Written request: Within the listing below, locate all lines containing the word "client". Copy each one.

>> begin

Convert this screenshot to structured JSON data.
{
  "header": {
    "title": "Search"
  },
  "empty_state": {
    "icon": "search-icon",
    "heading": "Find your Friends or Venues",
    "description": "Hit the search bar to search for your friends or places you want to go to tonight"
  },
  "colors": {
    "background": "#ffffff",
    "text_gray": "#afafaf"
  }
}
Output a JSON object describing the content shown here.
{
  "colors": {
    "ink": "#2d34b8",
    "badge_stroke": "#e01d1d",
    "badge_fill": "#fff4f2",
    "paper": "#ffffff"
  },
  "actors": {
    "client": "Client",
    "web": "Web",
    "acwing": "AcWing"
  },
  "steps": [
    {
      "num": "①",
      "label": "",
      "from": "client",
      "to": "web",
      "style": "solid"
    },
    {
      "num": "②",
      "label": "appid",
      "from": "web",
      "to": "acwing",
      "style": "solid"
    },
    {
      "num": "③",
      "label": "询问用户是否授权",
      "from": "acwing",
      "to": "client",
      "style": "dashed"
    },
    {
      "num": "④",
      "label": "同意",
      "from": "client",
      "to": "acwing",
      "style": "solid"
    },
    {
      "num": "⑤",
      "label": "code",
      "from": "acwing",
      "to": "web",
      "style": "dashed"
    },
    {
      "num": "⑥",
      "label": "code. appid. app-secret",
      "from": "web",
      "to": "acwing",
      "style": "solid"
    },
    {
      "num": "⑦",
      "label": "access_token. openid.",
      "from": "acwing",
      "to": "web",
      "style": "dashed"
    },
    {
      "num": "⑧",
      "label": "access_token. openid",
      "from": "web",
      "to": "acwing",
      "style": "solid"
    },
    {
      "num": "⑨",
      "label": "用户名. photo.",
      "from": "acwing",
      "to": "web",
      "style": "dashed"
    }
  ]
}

>> end

Written response:
    "client": "Client",
      "from": "client",
      "to": "client",
      "from": "client",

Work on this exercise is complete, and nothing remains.